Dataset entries
▶
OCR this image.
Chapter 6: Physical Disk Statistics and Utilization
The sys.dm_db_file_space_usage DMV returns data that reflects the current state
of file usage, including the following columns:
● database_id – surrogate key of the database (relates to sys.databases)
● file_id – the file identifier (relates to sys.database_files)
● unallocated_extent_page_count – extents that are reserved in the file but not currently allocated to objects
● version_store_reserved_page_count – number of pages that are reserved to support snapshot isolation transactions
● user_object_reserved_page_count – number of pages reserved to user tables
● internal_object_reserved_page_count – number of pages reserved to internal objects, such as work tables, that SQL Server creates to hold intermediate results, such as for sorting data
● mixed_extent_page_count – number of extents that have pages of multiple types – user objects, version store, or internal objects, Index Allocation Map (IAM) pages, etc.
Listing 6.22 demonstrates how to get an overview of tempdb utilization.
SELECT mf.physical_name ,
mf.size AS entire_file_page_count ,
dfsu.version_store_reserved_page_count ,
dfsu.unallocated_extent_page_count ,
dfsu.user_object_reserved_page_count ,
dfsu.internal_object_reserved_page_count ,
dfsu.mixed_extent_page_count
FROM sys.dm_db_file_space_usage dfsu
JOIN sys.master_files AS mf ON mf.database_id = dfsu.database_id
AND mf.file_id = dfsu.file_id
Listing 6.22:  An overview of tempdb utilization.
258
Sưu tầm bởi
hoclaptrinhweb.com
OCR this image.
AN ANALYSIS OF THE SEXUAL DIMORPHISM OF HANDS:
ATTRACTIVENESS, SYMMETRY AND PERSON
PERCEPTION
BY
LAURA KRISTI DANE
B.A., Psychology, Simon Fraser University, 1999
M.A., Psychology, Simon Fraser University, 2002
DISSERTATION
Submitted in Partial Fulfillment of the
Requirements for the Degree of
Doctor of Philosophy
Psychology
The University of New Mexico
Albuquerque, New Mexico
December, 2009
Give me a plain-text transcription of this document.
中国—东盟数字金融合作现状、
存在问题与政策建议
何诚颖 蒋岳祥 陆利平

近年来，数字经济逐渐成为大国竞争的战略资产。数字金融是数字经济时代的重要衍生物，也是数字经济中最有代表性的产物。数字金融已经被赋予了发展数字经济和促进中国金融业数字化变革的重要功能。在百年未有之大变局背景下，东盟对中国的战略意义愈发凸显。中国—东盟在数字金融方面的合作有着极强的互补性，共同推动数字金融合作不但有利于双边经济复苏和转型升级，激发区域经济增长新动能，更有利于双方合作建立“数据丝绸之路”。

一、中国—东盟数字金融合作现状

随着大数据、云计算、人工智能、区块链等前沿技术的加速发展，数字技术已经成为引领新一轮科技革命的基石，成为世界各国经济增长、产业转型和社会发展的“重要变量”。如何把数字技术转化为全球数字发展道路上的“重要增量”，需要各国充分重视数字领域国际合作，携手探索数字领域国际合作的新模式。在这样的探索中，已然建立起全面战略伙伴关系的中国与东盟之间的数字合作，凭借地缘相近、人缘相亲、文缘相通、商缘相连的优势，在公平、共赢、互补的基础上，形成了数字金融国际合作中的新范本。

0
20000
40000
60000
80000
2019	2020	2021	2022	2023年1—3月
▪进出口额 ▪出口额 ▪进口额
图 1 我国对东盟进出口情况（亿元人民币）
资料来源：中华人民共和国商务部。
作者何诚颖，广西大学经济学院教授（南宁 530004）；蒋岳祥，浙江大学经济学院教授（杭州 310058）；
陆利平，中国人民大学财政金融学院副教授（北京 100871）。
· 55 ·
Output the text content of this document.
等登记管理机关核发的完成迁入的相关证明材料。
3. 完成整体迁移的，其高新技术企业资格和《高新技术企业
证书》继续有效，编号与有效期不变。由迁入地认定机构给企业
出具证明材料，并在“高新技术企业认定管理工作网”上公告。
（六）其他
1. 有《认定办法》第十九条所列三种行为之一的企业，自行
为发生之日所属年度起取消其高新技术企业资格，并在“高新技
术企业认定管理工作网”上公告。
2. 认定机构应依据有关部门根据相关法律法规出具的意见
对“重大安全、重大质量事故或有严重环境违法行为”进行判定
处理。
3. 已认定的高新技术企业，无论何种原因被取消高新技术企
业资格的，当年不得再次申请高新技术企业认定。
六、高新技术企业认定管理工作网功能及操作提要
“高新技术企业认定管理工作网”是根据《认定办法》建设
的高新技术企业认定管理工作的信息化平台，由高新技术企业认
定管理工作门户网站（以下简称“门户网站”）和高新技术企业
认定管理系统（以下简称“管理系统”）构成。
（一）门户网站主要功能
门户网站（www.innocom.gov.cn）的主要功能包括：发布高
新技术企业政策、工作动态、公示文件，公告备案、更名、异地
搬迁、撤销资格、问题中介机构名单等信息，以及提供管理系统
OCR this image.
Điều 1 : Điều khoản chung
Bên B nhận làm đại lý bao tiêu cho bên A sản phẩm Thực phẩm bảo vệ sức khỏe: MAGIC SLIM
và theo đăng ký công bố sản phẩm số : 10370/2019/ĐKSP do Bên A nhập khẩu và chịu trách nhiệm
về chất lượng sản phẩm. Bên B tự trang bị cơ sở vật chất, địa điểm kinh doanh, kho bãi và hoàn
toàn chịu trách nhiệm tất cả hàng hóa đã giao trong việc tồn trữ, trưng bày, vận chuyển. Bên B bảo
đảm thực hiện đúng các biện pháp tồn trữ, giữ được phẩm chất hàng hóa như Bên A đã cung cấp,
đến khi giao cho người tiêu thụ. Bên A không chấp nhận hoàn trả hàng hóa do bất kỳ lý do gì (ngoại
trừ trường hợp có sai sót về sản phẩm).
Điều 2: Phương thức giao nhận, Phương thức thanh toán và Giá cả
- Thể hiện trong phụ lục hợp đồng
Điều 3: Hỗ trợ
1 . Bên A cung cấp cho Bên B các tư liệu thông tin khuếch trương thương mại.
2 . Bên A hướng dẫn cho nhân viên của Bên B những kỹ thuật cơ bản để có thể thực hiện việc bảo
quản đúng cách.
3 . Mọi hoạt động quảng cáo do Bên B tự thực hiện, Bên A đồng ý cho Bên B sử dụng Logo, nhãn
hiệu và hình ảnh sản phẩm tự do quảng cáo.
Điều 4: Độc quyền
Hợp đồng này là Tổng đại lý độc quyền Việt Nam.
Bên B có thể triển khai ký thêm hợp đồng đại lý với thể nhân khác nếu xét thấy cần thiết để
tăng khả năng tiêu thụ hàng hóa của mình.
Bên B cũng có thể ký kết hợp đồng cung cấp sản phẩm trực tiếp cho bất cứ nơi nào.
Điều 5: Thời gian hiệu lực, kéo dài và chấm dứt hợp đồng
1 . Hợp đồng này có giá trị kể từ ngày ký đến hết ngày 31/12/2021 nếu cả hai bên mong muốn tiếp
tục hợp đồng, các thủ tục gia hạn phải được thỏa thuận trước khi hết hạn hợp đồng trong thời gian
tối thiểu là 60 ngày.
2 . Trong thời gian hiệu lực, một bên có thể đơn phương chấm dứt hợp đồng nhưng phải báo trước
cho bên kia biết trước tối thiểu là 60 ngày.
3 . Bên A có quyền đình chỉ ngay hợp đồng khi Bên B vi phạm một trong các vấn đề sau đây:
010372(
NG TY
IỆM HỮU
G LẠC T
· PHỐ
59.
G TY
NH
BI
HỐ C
◀
Exercise task
Retype the listing exactly, in full.

Full answer
OCR this image.
Chapter 6: Physical Disk Statistics and Utilization
The sys.dm_db_file_space_usage DMV returns data that reflects the current state
of file usage, including the following columns:
● database_id – surrogate key of the database (relates to sys.databases)
● file_id – the file identifier (relates to sys.database_files)
● unallocated_extent_page_count – extents that are reserved in the file but not currently allocated to objects
● version_store_reserved_page_count – number of pages that are reserved to support snapshot isolation transactions
● user_object_reserved_page_count – number of pages reserved to user tables
● internal_object_reserved_page_count – number of pages reserved to internal objects, such as work tables, that SQL Server creates to hold intermediate results, such as for sorting data
● mixed_extent_page_count – number of extents that have pages of multiple types – user objects, version store, or internal objects, Index Allocation Map (IAM) pages, etc.
Listing 6.22 demonstrates how to get an overview of tempdb utilization.
SELECT mf.physical_name ,
mf.size AS entire_file_page_count ,
dfsu.version_store_reserved_page_count ,
dfsu.unallocated_extent_page_count ,
dfsu.user_object_reserved_page_count ,
dfsu.internal_object_reserved_page_count ,
dfsu.mixed_extent_page_count
FROM sys.dm_db_file_space_usage dfsu
JOIN sys.master_files AS mf ON mf.database_id = dfsu.database_id
AND mf.file_id = dfsu.file_id
Listing 6.22:  An overview of tempdb utilization.
258
Sưu tầm bởi
hoclaptrinhweb.com
OCR this image.
AN ANALYSIS OF THE SEXUAL DIMORPHISM OF HANDS:
ATTRACTIVENESS, SYMMETRY AND PERSON
PERCEPTION
BY
LAURA KRISTI DANE
B.A., Psychology, Simon Fraser University, 1999
M.A., Psychology, Simon Fraser University, 2002
DISSERTATION
Submitted in Partial Fulfillment of the
Requirements for the Degree of
Doctor of Philosophy
Psychology
The University of New Mexico
Albuquerque, New Mexico
December, 2009
Give me a plain-text transcription of this document.
中国—东盟数字金融合作现状、
存在问题与政策建议
何诚颖 蒋岳祥 陆利平

近年来，数字经济逐渐成为大国竞争的战略资产。数字金融是数字经济时代的重要衍生物，也是数字经济中最有代表性的产物。数字金融已经被赋予了发展数字经济和促进中国金融业数字化变革的重要功能。在百年未有之大变局背景下，东盟对中国的战略意义愈发凸显。中国—东盟在数字金融方面的合作有着极强的互补性，共同推动数字金融合作不但有利于双边经济复苏和转型升级，激发区域经济增长新动能，更有利于双方合作建立“数据丝绸之路”。

一、中国—东盟数字金融合作现状

随着大数据、云计算、人工智能、区块链等前沿技术的加速发展，数字技术已经成为引领新一轮科技革命的基石，成为世界各国经济增长、产业转型和社会发展的“重要变量”。如何把数字技术转化为全球数字发展道路上的“重要增量”，需要各国充分重视数字领域国际合作，携手探索数字领域国际合作的新模式。在这样的探索中，已然建立起全面战略伙伴关系的中国与东盟之间的数字合作，凭借地缘相近、人缘相亲、文缘相通、商缘相连的优势，在公平、共赢、互补的基础上，形成了数字金融国际合作中的新范本。

0
20000
40000
60000
80000
2019	2020	2021	2022	2023年1—3月
▪进出口额 ▪出口额 ▪进口额
图 1 我国对东盟进出口情况（亿元人民币）
资料来源：中华人民共和国商务部。
作者何诚颖，广西大学经济学院教授（南宁 530004）；蒋岳祥，浙江大学经济学院教授（杭州 310058）；
陆利平，中国人民大学财政金融学院副教授（北京 100871）。
· 55 ·
Output the text content of this document.
等登记管理机关核发的完成迁入的相关证明材料。
3. 完成整体迁移的，其高新技术企业资格和《高新技术企业
证书》继续有效，编号与有效期不变。由迁入地认定机构给企业
出具证明材料，并在“高新技术企业认定管理工作网”上公告。
（六）其他
1. 有《认定办法》第十九条所列三种行为之一的企业，自行
为发生之日所属年度起取消其高新技术企业资格，并在“高新技
术企业认定管理工作网”上公告。
2. 认定机构应依据有关部门根据相关法律法规出具的意见
对“重大安全、重大质量事故或有严重环境违法行为”进行判定
处理。
3. 已认定的高新技术企业，无论何种原因被取消高新技术企
业资格的，当年不得再次申请高新技术企业认定。
六、高新技术企业认定管理工作网功能及操作提要
“高新技术企业认定管理工作网”是根据《认定办法》建设
的高新技术企业认定管理工作的信息化平台，由高新技术企业认
定管理工作门户网站（以下简称“门户网站”）和高新技术企业
认定管理系统（以下简称“管理系统”）构成。
（一）门户网站主要功能
门户网站（www.innocom.gov.cn）的主要功能包括：发布高
新技术企业政策、工作动态、公示文件，公告备案、更名、异地
搬迁、撤销资格、问题中介机构名单等信息，以及提供管理系统
OCR this image.
Điều 1 : Điều khoản chung
Bên B nhận làm đại lý bao tiêu cho bên A sản phẩm Thực phẩm bảo vệ sức khỏe: MAGIC SLIM
và theo đăng ký công bố sản phẩm số : 10370/2019/ĐKSP do Bên A nhập khẩu và chịu trách nhiệm
về chất lượng sản phẩm. Bên B tự trang bị cơ sở vật chất, địa điểm kinh doanh, kho bãi và hoàn
toàn chịu trách nhiệm tất cả hàng hóa đã giao trong việc tồn trữ, trưng bày, vận chuyển. Bên B bảo
đảm thực hiện đúng các biện pháp tồn trữ, giữ được phẩm chất hàng hóa như Bên A đã cung cấp,
đến khi giao cho người tiêu thụ. Bên A không chấp nhận hoàn trả hàng hóa do bất kỳ lý do gì (ngoại
trừ trường hợp có sai sót về sản phẩm).
Điều 2: Phương thức giao nhận, Phương thức thanh toán và Giá cả
- Thể hiện trong phụ lục hợp đồng
Điều 3: Hỗ trợ
1 . Bên A cung cấp cho Bên B các tư liệu thông tin khuếch trương thương mại.
2 . Bên A hướng dẫn cho nhân viên của Bên B những kỹ thuật cơ bản để có thể thực hiện việc bảo
quản đúng cách.
3 . Mọi hoạt động quảng cáo do Bên B tự thực hiện, Bên A đồng ý cho Bên B sử dụng Logo, nhãn
hiệu và hình ảnh sản phẩm tự do quảng cáo.
Điều 4: Độc quyền
Hợp đồng này là Tổng đại lý độc quyền Việt Nam.
Bên B có thể triển khai ký thêm hợp đồng đại lý với thể nhân khác nếu xét thấy cần thiết để
tăng khả năng tiêu thụ hàng hóa của mình.
Bên B cũng có thể ký kết hợp đồng cung cấp sản phẩm trực tiếp cho bất cứ nơi nào.
Điều 5: Thời gian hiệu lực, kéo dài và chấm dứt hợp đồng
1 . Hợp đồng này có giá trị kể từ ngày ký đến hết ngày 31/12/2021 nếu cả hai bên mong muốn tiếp
tục hợp đồng, các thủ tục gia hạn phải được thỏa thuận trước khi hết hạn hợp đồng trong thời gian
tối thiểu là 60 ngày.
2 . Trong thời gian hiệu lực, một bên có thể đơn phương chấm dứt hợp đồng nhưng phải báo trước
cho bên kia biết trước tối thiểu là 60 ngày.
3 . Bên A có quyền đình chỉ ngay hợp đồng khi Bên B vi phạm một trong các vấn đề sau đây:
010372(
NG TY
IỆM HỮU
G LẠC T
· PHỐ
59.
G TY
NH
BI
HỐ C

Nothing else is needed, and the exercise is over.